Requirement. Give only the number of lines where "this" occurs.
»»
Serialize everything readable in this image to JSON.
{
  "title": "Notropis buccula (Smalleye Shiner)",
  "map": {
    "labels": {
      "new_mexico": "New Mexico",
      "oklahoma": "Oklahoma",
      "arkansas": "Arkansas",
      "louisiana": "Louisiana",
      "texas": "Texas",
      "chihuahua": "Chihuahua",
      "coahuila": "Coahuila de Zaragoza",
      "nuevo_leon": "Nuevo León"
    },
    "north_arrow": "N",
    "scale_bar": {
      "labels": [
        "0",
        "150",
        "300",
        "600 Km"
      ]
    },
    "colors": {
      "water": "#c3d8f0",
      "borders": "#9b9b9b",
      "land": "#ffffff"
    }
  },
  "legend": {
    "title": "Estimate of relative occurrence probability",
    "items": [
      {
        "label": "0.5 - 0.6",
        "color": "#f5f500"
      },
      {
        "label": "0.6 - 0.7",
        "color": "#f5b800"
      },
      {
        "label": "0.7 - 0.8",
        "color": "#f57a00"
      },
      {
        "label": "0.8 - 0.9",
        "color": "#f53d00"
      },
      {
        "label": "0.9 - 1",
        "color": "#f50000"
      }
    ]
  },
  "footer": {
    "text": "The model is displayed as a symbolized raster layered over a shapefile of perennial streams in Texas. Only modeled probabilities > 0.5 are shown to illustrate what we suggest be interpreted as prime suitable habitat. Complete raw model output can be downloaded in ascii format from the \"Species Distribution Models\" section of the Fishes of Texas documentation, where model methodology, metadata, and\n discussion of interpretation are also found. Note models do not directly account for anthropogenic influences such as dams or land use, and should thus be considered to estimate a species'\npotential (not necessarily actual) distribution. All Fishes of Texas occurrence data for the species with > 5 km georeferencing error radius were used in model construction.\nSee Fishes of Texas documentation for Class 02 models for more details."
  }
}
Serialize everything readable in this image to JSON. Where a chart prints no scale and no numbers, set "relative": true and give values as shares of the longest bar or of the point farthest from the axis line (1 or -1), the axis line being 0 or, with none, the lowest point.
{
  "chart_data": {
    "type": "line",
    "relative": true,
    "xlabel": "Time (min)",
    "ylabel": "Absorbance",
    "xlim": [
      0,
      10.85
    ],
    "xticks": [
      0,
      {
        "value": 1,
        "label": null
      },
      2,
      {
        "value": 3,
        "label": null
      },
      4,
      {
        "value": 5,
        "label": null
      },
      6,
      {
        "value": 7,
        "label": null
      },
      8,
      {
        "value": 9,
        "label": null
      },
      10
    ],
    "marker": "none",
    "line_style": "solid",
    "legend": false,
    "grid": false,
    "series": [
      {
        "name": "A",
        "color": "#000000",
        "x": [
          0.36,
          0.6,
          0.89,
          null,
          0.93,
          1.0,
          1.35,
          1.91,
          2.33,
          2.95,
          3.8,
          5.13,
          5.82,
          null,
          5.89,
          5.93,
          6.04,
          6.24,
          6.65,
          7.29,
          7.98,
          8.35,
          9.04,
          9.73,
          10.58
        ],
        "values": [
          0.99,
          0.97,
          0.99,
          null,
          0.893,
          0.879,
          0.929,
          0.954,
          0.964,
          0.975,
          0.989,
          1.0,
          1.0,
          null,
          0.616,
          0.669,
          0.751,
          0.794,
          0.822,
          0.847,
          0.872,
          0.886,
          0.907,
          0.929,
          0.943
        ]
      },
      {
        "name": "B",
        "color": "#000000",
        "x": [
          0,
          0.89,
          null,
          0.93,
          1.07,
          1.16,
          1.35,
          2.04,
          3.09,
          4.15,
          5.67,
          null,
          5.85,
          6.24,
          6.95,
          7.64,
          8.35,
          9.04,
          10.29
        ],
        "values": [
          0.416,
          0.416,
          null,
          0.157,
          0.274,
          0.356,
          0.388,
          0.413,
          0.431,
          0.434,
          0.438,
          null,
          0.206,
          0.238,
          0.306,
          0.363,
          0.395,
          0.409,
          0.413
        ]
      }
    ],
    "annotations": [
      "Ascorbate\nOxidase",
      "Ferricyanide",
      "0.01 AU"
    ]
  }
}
««
The solution. 2